AIM OF THE EXERCISE » Write out the listing below without alteration, omitting its pictures.
....
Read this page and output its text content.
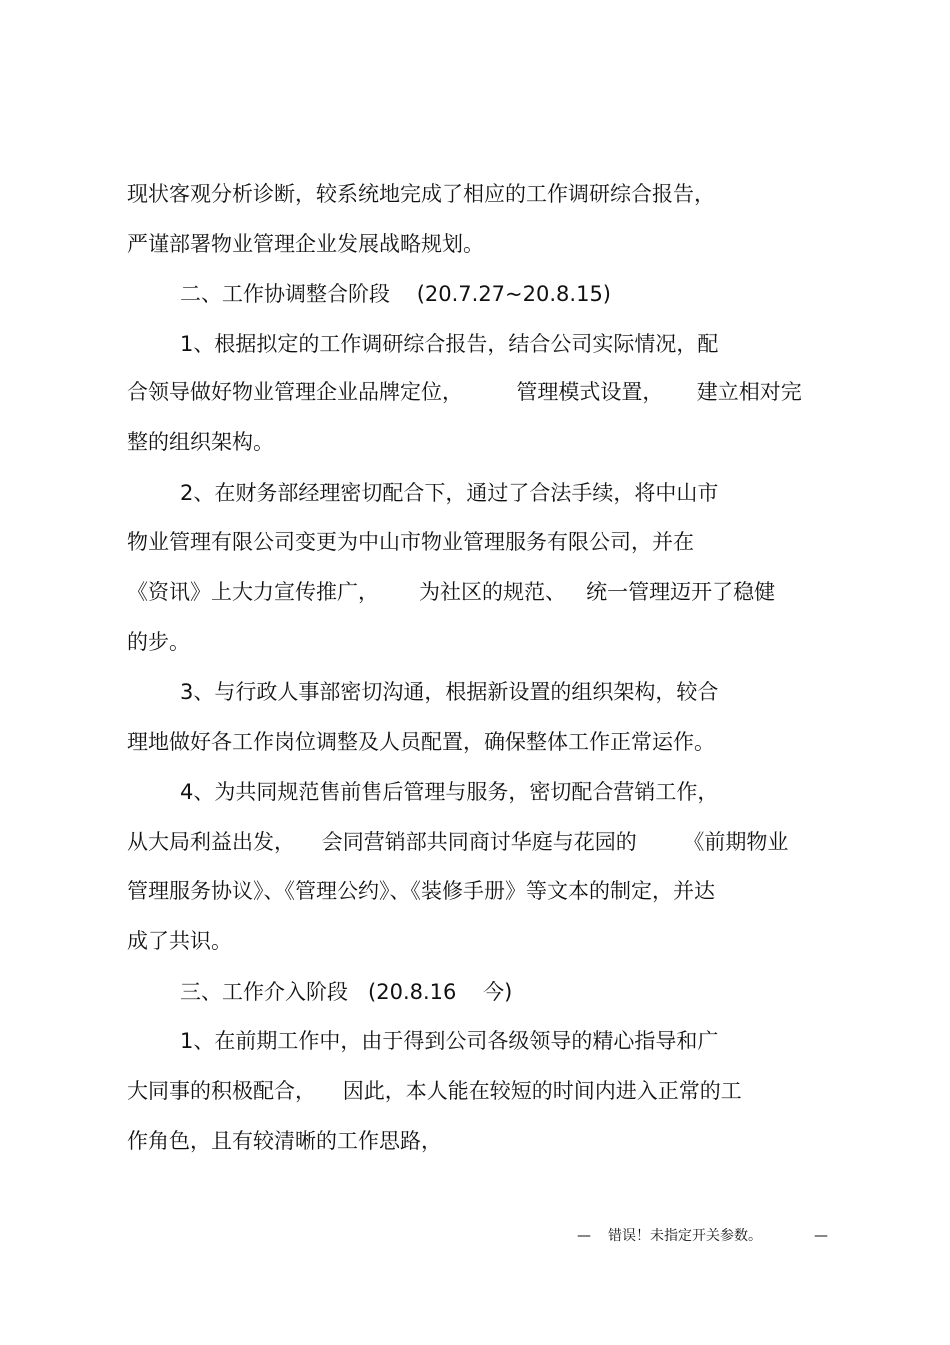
现状客观分析诊断，较系统地完成了相应的工作调研综合报告，
严谨部署物业管理企业发展战略规划。
二、工作协调整合阶段    (20.7.27~20.8.15)
1、根据拟定的工作调研综合报告，结合公司实际情况，配
合领导做好物业管理企业品牌定位，        管理模式设置，     建立相对完
整的组织架构。
2、在财务部经理密切配合下，通过了合法手续，将中山市
物业管理有限公司变更为中山市物业管理服务有限公司，并在
《资讯》上大力宣传推广，      为社区的规范、   统一管理迈开了稳健
的步。
3、与行政人事部密切沟通，根据新设置的组织架构，较合
理地做好各工作岗位调整及人员配置，确保整体工作正常运作。
4、为共同规范售前售后管理与服务，密切配合营销工作，
从大局利益出发，    会同营销部共同商讨华庭与花园的       《前期物业
管理服务协议》、《管理公约》、《装修手册》等文本的制定，并达
成了共识。
三、工作介入阶段   (20.8.16    今)
1、在前期工作中，由于得到公司各级领导的精心指导和广
大同事的积极配合，    因此，本人能在较短的时间内进入正常的工
作角色，且有较清晰的工作思路，
— 错误！未指定开关参数。	—
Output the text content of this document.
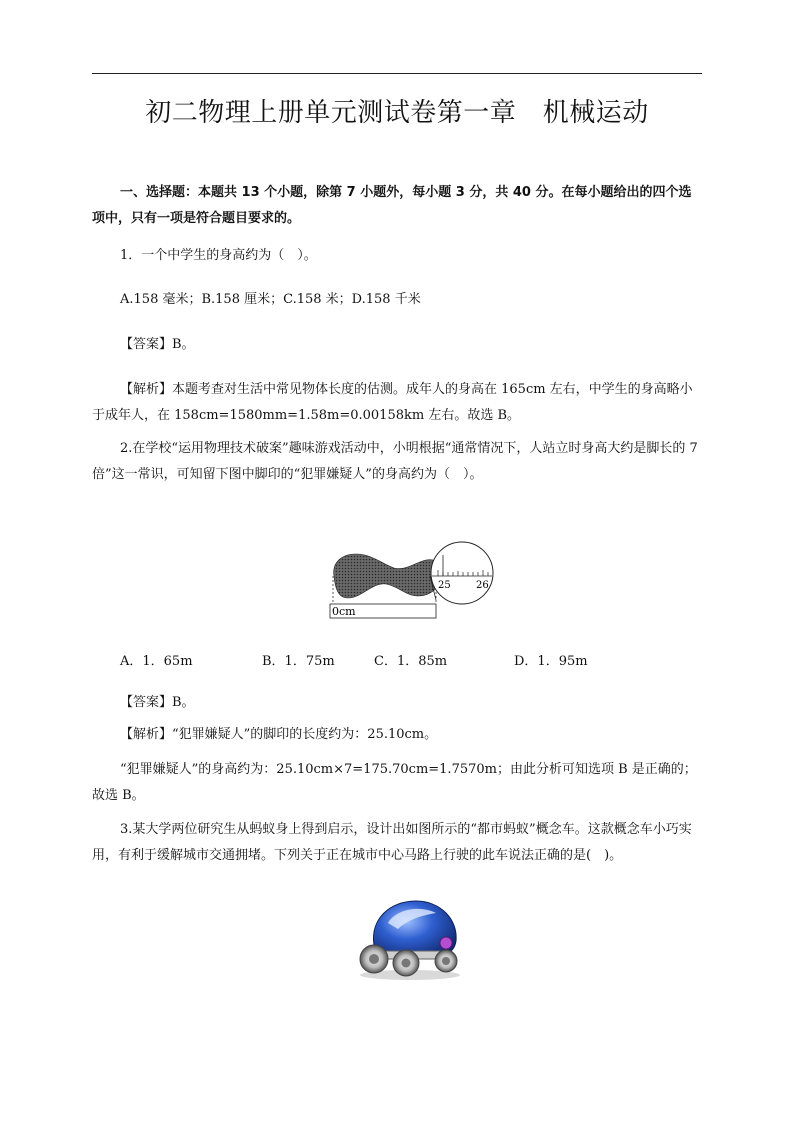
初二物理上册单元测试卷第一章　机械运动
一、选择题：本题共 13 个小题，除第 7 小题外，每小题 3 分，共 40 分。在每小题给出的四个选项中，只有一项是符合题目要求的。
1．一个中学生的身高约为（　）。
A.158 毫米；B.158 厘米；C.158 米；D.158 千米
【答案】B。
【解析】本题考查对生活中常见物体长度的估测。成年人的身高在 165cm 左右，中学生的身高略小于成年人，在 158cm=1580mm=1.58m=0.00158km 左右。故选 B。
2.在学校“运用物理技术破案”趣味游戏活动中，小明根据“通常情况下，人站立时身高大约是脚长的 7 倍”这一常识，可知留下图中脚印的“犯罪嫌疑人”的身高约为（　）。
0cm
25	26
A．1．65m	B．1．75m	C．1．85m	D．1．95m
【答案】B。
【解析】“犯罪嫌疑人”的脚印的长度约为：25.10cm。
“犯罪嫌疑人”的身高约为：25.10cm×7=175.70cm=1.7570m；由此分析可知选项 B 是正确的；故选 B。
3.某大学两位研究生从蚂蚁身上得到启示，设计出如图所示的“都市蚂蚁”概念车。这款概念车小巧实用，有利于缓解城市交通拥堵。下列关于正在城市中心马路上行驶的此车说法正确的是(　)。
....
EXPECTED OUTPUT »
Read this page and output its text content.
现状客观分析诊断，较系统地完成了相应的工作调研综合报告，
严谨部署物业管理企业发展战略规划。
二、工作协调整合阶段    (20.7.27~20.8.15)
1、根据拟定的工作调研综合报告，结合公司实际情况，配
合领导做好物业管理企业品牌定位，        管理模式设置，     建立相对完
整的组织架构。
2、在财务部经理密切配合下，通过了合法手续，将中山市
物业管理有限公司变更为中山市物业管理服务有限公司，并在
《资讯》上大力宣传推广，      为社区的规范、   统一管理迈开了稳健
的步。
3、与行政人事部密切沟通，根据新设置的组织架构，较合
理地做好各工作岗位调整及人员配置，确保整体工作正常运作。
4、为共同规范售前售后管理与服务，密切配合营销工作，
从大局利益出发，    会同营销部共同商讨华庭与花园的       《前期物业
管理服务协议》、《管理公约》、《装修手册》等文本的制定，并达
成了共识。
三、工作介入阶段   (20.8.16    今)
1、在前期工作中，由于得到公司各级领导的精心指导和广
大同事的积极配合，    因此，本人能在较短的时间内进入正常的工
作角色，且有较清晰的工作思路，
— 错误！未指定开关参数。	—
Output the text content of this document.
初二物理上册单元测试卷第一章　机械运动
一、选择题：本题共 13 个小题，除第 7 小题外，每小题 3 分，共 40 分。在每小题给出的四个选项中，只有一项是符合题目要求的。
1．一个中学生的身高约为（　）。
A.158 毫米；B.158 厘米；C.158 米；D.158 千米
【答案】B。
【解析】本题考查对生活中常见物体长度的估测。成年人的身高在 165cm 左右，中学生的身高略小于成年人，在 158cm=1580mm=1.58m=0.00158km 左右。故选 B。
2.在学校“运用物理技术破案”趣味游戏活动中，小明根据“通常情况下，人站立时身高大约是脚长的 7 倍”这一常识，可知留下图中脚印的“犯罪嫌疑人”的身高约为（　）。
0cm
25	26
A．1．65m	B．1．75m	C．1．85m	D．1．95m
【答案】B。
【解析】“犯罪嫌疑人”的脚印的长度约为：25.10cm。
“犯罪嫌疑人”的身高约为：25.10cm×7=175.70cm=1.7570m；由此分析可知选项 B 是正确的；故选 B。
3.某大学两位研究生从蚂蚁身上得到启示，设计出如图所示的“都市蚂蚁”概念车。这款概念车小巧实用，有利于缓解城市交通拥堵。下列关于正在城市中心马路上行驶的此车说法正确的是(　)。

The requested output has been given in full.